Written exercise = Return a copy of each line that holds the string "text".

Dataset excerpts =
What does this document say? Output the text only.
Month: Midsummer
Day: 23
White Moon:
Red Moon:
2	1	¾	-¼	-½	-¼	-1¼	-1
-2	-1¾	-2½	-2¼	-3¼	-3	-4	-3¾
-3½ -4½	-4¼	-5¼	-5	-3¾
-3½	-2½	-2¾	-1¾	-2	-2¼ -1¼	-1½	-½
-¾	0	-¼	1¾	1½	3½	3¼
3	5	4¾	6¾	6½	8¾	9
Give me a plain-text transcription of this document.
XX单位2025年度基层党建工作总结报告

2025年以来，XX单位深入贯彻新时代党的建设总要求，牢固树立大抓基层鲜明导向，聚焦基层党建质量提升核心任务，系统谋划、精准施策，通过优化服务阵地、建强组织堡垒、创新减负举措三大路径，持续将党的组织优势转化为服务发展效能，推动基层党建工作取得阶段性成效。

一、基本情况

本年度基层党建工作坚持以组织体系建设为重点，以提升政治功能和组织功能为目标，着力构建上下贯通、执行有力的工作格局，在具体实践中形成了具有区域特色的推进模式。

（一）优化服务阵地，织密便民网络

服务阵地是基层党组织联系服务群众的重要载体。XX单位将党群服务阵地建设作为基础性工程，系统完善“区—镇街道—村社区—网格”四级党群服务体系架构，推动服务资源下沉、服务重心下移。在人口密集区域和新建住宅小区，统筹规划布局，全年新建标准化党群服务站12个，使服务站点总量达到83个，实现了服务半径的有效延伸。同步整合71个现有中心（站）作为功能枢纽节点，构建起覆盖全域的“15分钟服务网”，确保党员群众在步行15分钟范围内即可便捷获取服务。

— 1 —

The reply =
What does this document say? Output the text only.
Give me a plain-text transcription of this document.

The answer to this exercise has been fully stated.